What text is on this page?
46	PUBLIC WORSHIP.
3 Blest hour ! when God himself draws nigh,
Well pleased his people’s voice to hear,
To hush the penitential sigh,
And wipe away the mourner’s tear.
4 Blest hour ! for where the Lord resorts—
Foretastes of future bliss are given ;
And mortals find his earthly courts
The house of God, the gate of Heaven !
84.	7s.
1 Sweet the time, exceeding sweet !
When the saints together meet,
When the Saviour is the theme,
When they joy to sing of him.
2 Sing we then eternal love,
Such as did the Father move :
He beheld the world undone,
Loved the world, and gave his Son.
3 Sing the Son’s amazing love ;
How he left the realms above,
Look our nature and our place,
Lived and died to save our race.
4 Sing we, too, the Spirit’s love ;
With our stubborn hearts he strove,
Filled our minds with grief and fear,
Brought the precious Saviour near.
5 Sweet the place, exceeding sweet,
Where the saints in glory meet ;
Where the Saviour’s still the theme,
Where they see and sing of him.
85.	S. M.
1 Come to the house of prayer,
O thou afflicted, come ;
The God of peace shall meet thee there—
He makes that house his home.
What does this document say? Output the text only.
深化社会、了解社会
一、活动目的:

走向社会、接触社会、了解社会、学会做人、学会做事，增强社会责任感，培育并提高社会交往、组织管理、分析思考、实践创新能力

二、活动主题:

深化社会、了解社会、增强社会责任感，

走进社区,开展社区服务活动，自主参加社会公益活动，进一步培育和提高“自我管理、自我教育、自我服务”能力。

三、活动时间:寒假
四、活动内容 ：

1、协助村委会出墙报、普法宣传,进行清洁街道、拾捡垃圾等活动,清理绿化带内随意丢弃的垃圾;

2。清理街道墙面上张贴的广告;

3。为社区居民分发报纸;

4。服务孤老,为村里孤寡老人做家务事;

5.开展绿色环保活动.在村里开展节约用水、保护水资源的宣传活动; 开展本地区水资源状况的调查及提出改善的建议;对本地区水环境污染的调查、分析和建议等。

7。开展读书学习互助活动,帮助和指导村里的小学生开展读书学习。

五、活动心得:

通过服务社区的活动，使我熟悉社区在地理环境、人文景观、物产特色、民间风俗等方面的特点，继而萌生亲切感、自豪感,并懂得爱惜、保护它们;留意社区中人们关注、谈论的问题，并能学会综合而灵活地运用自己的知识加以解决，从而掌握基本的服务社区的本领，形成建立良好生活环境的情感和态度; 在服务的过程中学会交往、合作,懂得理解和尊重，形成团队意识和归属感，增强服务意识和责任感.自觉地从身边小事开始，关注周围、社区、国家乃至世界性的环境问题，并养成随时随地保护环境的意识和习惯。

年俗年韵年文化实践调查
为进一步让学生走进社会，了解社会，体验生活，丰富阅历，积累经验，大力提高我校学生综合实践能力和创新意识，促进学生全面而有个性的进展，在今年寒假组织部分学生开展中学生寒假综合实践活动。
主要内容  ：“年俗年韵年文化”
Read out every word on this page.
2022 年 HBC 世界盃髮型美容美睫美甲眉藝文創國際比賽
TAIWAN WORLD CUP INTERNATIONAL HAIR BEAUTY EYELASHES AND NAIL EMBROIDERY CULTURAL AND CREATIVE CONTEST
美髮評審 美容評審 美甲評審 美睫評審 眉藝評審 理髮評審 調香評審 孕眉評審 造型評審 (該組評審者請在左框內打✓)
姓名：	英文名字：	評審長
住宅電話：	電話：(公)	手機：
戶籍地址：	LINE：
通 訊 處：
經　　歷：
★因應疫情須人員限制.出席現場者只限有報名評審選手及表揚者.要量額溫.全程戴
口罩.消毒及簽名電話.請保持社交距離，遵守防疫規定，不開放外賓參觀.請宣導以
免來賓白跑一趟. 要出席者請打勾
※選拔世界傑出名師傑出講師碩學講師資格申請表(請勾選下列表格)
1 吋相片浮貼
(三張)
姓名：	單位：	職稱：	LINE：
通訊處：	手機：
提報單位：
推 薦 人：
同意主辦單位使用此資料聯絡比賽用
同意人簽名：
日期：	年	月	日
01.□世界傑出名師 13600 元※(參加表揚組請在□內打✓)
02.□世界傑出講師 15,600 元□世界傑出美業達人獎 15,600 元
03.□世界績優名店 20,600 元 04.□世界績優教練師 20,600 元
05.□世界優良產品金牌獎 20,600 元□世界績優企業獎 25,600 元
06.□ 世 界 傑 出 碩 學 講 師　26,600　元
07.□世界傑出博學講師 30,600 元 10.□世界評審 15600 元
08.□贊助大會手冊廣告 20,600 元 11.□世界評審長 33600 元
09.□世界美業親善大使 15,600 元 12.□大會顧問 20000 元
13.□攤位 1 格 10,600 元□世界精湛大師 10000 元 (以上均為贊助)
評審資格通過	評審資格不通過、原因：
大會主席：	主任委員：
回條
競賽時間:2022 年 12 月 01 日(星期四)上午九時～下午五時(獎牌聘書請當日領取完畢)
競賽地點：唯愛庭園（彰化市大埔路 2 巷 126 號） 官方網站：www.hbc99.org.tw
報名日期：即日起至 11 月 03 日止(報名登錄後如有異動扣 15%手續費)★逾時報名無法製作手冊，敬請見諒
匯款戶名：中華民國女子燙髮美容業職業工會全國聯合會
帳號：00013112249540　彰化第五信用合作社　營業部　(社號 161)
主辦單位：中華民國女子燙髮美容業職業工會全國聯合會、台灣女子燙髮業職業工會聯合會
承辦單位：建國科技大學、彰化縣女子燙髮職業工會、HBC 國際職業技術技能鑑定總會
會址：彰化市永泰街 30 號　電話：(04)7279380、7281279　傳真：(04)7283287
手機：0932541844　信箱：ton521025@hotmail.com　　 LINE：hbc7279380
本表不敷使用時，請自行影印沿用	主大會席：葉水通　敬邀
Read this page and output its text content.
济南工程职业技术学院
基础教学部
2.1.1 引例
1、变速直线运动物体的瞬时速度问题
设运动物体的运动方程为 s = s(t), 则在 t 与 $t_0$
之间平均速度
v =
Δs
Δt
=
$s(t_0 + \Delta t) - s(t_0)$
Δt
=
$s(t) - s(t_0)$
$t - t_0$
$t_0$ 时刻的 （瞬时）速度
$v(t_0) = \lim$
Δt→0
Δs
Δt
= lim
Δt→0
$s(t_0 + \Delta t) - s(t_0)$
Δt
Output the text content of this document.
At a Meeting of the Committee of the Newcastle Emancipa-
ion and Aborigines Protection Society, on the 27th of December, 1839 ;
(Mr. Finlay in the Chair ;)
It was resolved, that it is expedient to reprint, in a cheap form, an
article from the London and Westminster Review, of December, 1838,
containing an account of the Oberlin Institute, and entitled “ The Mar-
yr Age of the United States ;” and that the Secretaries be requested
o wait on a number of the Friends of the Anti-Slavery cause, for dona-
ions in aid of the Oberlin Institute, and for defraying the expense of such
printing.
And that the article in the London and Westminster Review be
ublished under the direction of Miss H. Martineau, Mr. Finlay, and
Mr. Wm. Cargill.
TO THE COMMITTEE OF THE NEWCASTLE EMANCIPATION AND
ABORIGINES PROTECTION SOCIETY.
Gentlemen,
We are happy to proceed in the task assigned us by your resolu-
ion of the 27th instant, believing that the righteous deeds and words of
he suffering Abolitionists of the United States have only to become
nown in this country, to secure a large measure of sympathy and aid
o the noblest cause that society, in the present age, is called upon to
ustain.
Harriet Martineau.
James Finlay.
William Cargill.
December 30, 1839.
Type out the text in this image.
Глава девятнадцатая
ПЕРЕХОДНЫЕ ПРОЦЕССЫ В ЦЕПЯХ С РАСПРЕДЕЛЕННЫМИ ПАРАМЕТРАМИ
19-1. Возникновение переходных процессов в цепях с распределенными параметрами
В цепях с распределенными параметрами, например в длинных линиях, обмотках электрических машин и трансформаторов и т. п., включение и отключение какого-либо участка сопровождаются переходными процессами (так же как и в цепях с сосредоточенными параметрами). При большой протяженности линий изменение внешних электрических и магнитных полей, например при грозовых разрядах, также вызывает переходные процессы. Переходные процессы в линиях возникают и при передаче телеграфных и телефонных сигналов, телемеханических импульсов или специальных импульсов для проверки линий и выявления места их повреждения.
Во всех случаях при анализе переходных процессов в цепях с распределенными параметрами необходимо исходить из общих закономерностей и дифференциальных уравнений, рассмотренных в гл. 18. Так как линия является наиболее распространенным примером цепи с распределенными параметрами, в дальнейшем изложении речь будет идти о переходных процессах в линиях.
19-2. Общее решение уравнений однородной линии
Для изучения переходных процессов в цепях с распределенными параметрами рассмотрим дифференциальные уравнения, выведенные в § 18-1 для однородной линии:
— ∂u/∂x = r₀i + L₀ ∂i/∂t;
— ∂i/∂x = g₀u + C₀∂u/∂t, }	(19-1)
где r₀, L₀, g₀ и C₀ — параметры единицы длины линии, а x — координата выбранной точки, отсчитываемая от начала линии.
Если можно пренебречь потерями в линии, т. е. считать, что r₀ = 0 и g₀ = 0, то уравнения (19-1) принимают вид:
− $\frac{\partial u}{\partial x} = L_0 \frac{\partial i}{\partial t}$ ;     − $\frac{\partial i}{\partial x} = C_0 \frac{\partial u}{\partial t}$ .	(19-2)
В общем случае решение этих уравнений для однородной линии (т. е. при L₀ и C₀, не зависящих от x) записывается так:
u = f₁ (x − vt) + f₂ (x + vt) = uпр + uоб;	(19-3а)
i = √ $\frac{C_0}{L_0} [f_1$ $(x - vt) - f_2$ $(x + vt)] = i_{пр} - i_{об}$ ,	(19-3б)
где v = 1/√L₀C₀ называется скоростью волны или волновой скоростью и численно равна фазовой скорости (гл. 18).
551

= Exercise =
Go over the records above line by line and count those holding the word "sweet". Reply only with the number.

= Result of this exercise =
2